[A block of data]
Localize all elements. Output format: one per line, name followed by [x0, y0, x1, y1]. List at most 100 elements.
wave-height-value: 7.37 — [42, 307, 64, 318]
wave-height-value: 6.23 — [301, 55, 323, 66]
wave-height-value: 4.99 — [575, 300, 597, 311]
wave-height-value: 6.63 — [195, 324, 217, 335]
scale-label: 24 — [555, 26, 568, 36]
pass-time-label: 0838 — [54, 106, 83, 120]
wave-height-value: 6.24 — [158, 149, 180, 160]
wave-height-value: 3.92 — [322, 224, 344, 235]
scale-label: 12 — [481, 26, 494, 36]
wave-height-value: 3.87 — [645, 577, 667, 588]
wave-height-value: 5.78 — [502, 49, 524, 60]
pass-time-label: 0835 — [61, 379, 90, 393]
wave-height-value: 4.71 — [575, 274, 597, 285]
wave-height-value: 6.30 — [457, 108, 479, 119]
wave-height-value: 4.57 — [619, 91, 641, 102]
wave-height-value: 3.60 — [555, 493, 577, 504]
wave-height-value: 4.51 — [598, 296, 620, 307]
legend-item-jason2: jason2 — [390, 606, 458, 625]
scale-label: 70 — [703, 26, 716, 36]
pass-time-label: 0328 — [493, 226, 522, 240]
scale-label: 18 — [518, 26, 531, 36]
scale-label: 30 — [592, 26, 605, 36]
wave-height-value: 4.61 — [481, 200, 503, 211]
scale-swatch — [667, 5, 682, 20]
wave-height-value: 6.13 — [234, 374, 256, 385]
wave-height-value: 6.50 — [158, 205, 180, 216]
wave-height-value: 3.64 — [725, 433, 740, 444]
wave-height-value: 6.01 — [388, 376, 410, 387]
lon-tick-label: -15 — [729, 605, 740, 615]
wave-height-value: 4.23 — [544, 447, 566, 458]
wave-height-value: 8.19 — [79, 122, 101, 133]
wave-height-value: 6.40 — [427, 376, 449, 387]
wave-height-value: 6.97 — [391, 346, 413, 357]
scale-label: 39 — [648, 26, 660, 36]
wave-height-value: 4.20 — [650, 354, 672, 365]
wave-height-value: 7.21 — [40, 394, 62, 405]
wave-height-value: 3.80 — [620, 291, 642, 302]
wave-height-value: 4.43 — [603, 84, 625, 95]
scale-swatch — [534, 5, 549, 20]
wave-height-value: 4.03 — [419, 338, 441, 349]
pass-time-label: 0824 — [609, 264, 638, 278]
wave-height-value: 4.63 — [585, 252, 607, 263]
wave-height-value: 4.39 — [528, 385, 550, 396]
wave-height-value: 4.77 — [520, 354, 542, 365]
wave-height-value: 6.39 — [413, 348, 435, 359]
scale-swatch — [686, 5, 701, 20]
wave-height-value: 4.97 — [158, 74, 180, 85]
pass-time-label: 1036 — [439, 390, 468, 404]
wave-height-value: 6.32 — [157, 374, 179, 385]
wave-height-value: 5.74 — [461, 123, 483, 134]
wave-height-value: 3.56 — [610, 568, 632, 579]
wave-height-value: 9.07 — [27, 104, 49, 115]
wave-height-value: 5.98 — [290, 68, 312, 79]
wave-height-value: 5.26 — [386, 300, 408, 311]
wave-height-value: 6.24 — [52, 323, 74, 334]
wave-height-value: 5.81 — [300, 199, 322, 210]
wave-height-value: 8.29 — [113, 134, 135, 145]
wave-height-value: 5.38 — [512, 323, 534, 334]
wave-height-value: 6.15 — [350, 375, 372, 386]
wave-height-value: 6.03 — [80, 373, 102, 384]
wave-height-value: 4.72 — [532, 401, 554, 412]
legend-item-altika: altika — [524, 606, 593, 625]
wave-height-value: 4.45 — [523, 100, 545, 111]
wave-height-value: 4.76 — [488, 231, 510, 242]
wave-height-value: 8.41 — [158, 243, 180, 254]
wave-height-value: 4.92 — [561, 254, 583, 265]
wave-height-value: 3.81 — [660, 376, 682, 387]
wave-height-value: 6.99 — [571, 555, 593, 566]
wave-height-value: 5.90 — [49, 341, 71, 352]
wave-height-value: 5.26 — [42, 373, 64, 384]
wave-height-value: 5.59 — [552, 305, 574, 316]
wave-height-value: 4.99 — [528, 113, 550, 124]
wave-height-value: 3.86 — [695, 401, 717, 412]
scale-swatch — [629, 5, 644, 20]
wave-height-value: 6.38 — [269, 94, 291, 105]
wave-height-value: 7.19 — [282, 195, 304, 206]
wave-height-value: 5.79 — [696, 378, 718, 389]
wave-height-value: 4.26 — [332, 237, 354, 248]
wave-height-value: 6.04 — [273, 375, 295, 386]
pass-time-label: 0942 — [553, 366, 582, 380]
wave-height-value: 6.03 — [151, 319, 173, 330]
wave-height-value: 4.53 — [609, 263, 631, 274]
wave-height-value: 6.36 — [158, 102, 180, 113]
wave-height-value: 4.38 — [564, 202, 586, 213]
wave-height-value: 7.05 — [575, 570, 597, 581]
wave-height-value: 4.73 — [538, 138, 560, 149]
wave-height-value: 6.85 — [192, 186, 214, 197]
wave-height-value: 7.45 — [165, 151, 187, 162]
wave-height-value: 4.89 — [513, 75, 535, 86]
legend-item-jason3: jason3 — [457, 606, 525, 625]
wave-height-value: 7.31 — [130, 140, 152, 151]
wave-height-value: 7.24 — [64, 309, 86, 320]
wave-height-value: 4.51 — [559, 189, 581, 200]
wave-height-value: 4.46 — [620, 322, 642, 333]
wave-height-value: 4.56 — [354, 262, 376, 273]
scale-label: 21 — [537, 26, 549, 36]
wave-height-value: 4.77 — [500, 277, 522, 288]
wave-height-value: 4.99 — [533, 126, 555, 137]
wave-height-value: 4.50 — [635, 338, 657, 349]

● **The request**: Convert the lines above, from the first one down to and including the line containing "wave-height-value: 6.24 — [158, 149, 180, 160]", into a Markdown table with the columns "No." and "Entry", leaving out any blank lines.

● **Task solution**:
| No. | Entry |
|---|---|
| 1 | Localize all elements. Output format: one per line, name followed by [x0, y0, x1, y1]. List at most 100 elements. |
| 2 | wave-height-value: 7.37 — [42, 307, 64, 318] |
| 3 | wave-height-value: 6.23 — [301, 55, 323, 66] |
| 4 | wave-height-value: 4.99 — [575, 300, 597, 311] |
| 5 | wave-height-value: 6.63 — [195, 324, 217, 335] |
| 6 | scale-label: 24 — [555, 26, 568, 36] |
| 7 | pass-time-label: 0838 — [54, 106, 83, 120] |
| 8 | wave-height-value: 6.24 — [158, 149, 180, 160] |